[Dataset rows]
__________________________________________________

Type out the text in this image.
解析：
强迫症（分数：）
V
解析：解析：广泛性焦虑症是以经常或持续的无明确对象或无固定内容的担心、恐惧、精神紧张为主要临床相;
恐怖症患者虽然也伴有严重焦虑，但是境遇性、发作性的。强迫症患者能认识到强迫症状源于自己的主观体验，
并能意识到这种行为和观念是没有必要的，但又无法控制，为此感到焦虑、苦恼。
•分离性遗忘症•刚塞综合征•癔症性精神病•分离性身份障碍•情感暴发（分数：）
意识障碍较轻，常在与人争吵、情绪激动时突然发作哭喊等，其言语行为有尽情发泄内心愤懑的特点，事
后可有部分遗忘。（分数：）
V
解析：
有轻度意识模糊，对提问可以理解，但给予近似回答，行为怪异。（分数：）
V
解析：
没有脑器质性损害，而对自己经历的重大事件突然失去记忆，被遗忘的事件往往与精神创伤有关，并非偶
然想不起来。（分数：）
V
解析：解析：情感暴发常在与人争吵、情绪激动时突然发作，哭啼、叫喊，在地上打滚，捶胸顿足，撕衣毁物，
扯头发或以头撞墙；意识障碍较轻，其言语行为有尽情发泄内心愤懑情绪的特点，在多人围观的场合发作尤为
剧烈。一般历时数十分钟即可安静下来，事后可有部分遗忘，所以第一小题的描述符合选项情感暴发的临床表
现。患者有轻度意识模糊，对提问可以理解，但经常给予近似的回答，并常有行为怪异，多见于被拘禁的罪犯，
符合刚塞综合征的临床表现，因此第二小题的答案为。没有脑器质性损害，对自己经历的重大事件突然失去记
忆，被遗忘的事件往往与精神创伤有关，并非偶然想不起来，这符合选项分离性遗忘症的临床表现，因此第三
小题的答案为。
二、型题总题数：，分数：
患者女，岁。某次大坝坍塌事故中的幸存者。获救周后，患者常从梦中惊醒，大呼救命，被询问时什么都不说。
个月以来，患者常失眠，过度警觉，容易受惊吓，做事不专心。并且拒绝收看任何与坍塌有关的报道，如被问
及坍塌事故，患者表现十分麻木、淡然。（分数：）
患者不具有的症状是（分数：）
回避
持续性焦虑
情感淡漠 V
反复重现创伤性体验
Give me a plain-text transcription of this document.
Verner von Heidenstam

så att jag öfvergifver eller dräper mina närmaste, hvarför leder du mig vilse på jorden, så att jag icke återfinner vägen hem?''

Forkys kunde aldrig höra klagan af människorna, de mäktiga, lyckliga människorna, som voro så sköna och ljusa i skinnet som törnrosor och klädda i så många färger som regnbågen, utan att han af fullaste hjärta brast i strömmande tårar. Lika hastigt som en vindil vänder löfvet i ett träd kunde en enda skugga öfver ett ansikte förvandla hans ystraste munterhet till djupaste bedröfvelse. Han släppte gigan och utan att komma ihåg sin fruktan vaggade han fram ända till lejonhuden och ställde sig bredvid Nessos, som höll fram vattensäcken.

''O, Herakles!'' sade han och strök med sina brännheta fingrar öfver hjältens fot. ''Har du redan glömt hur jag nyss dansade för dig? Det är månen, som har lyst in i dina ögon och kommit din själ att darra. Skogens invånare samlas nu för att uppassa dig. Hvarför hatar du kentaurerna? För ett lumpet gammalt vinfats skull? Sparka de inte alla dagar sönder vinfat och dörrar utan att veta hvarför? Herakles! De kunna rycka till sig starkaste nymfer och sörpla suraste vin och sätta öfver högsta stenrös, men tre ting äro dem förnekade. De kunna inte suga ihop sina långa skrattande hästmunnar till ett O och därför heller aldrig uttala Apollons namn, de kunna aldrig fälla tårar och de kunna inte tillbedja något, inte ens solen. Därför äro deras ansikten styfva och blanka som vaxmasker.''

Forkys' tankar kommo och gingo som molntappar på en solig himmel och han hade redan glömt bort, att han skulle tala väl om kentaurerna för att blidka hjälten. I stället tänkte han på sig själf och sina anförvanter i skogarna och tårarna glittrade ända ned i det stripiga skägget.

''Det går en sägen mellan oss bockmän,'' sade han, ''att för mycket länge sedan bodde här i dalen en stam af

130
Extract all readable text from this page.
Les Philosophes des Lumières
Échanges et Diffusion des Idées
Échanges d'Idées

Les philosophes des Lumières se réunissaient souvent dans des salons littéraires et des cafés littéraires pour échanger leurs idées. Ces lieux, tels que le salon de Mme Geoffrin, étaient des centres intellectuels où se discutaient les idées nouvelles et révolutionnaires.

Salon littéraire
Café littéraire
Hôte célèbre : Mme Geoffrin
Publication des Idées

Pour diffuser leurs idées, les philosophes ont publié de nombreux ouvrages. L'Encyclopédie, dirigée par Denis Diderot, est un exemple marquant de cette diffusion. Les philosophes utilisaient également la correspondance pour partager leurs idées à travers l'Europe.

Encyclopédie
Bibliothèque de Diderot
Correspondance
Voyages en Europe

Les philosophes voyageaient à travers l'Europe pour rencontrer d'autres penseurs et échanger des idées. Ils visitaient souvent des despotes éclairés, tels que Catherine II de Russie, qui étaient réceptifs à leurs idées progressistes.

__________________________________________________

Write out every entry again, keeping each line exactly the same.

* **The reply**
Type out the text in this image.
解析：
强迫症（分数：）
V
解析：解析：广泛性焦虑症是以经常或持续的无明确对象或无固定内容的担心、恐惧、精神紧张为主要临床相;
恐怖症患者虽然也伴有严重焦虑，但是境遇性、发作性的。强迫症患者能认识到强迫症状源于自己的主观体验，
并能意识到这种行为和观念是没有必要的，但又无法控制，为此感到焦虑、苦恼。
•分离性遗忘症•刚塞综合征•癔症性精神病•分离性身份障碍•情感暴发（分数：）
意识障碍较轻，常在与人争吵、情绪激动时突然发作哭喊等，其言语行为有尽情发泄内心愤懑的特点，事
后可有部分遗忘。（分数：）
V
解析：
有轻度意识模糊，对提问可以理解，但给予近似回答，行为怪异。（分数：）
V
解析：
没有脑器质性损害，而对自己经历的重大事件突然失去记忆，被遗忘的事件往往与精神创伤有关，并非偶
然想不起来。（分数：）
V
解析：解析：情感暴发常在与人争吵、情绪激动时突然发作，哭啼、叫喊，在地上打滚，捶胸顿足，撕衣毁物，
扯头发或以头撞墙；意识障碍较轻，其言语行为有尽情发泄内心愤懑情绪的特点，在多人围观的场合发作尤为
剧烈。一般历时数十分钟即可安静下来，事后可有部分遗忘，所以第一小题的描述符合选项情感暴发的临床表
现。患者有轻度意识模糊，对提问可以理解，但经常给予近似的回答，并常有行为怪异，多见于被拘禁的罪犯，
符合刚塞综合征的临床表现，因此第二小题的答案为。没有脑器质性损害，对自己经历的重大事件突然失去记
忆，被遗忘的事件往往与精神创伤有关，并非偶然想不起来，这符合选项分离性遗忘症的临床表现，因此第三
小题的答案为。
二、型题总题数：，分数：
患者女，岁。某次大坝坍塌事故中的幸存者。获救周后，患者常从梦中惊醒，大呼救命，被询问时什么都不说。
个月以来，患者常失眠，过度警觉，容易受惊吓，做事不专心。并且拒绝收看任何与坍塌有关的报道，如被问
及坍塌事故，患者表现十分麻木、淡然。（分数：）
患者不具有的症状是（分数：）
回避
持续性焦虑
情感淡漠 V
反复重现创伤性体验
Give me a plain-text transcription of this document.
Verner von Heidenstam

så att jag öfvergifver eller dräper mina närmaste, hvarför leder du mig vilse på jorden, så att jag icke återfinner vägen hem?''

Forkys kunde aldrig höra klagan af människorna, de mäktiga, lyckliga människorna, som voro så sköna och ljusa i skinnet som törnrosor och klädda i så många färger som regnbågen, utan att han af fullaste hjärta brast i strömmande tårar. Lika hastigt som en vindil vänder löfvet i ett träd kunde en enda skugga öfver ett ansikte förvandla hans ystraste munterhet till djupaste bedröfvelse. Han släppte gigan och utan att komma ihåg sin fruktan vaggade han fram ända till lejonhuden och ställde sig bredvid Nessos, som höll fram vattensäcken.

''O, Herakles!'' sade han och strök med sina brännheta fingrar öfver hjältens fot. ''Har du redan glömt hur jag nyss dansade för dig? Det är månen, som har lyst in i dina ögon och kommit din själ att darra. Skogens invånare samlas nu för att uppassa dig. Hvarför hatar du kentaurerna? För ett lumpet gammalt vinfats skull? Sparka de inte alla dagar sönder vinfat och dörrar utan att veta hvarför? Herakles! De kunna rycka till sig starkaste nymfer och sörpla suraste vin och sätta öfver högsta stenrös, men tre ting äro dem förnekade. De kunna inte suga ihop sina långa skrattande hästmunnar till ett O och därför heller aldrig uttala Apollons namn, de kunna aldrig fälla tårar och de kunna inte tillbedja något, inte ens solen. Därför äro deras ansikten styfva och blanka som vaxmasker.''

Forkys' tankar kommo och gingo som molntappar på en solig himmel och han hade redan glömt bort, att han skulle tala väl om kentaurerna för att blidka hjälten. I stället tänkte han på sig själf och sina anförvanter i skogarna och tårarna glittrade ända ned i det stripiga skägget.

''Det går en sägen mellan oss bockmän,'' sade han, ''att för mycket länge sedan bodde här i dalen en stam af

130
Extract all readable text from this page.
Les Philosophes des Lumières
Échanges et Diffusion des Idées
Échanges d'Idées

Les philosophes des Lumières se réunissaient souvent dans des salons littéraires et des cafés littéraires pour échanger leurs idées. Ces lieux, tels que le salon de Mme Geoffrin, étaient des centres intellectuels où se discutaient les idées nouvelles et révolutionnaires.

Salon littéraire
Café littéraire
Hôte célèbre : Mme Geoffrin
Publication des Idées

Pour diffuser leurs idées, les philosophes ont publié de nombreux ouvrages. L'Encyclopédie, dirigée par Denis Diderot, est un exemple marquant de cette diffusion. Les philosophes utilisaient également la correspondance pour partager leurs idées à travers l'Europe.

Encyclopédie
Bibliothèque de Diderot
Correspondance
Voyages en Europe

Les philosophes voyageaient à travers l'Europe pour rencontrer d'autres penseurs et échanger des idées. Ils visitaient souvent des despotes éclairés, tels que Catherine II de Russie, qui étaient réceptifs à leurs idées progressistes.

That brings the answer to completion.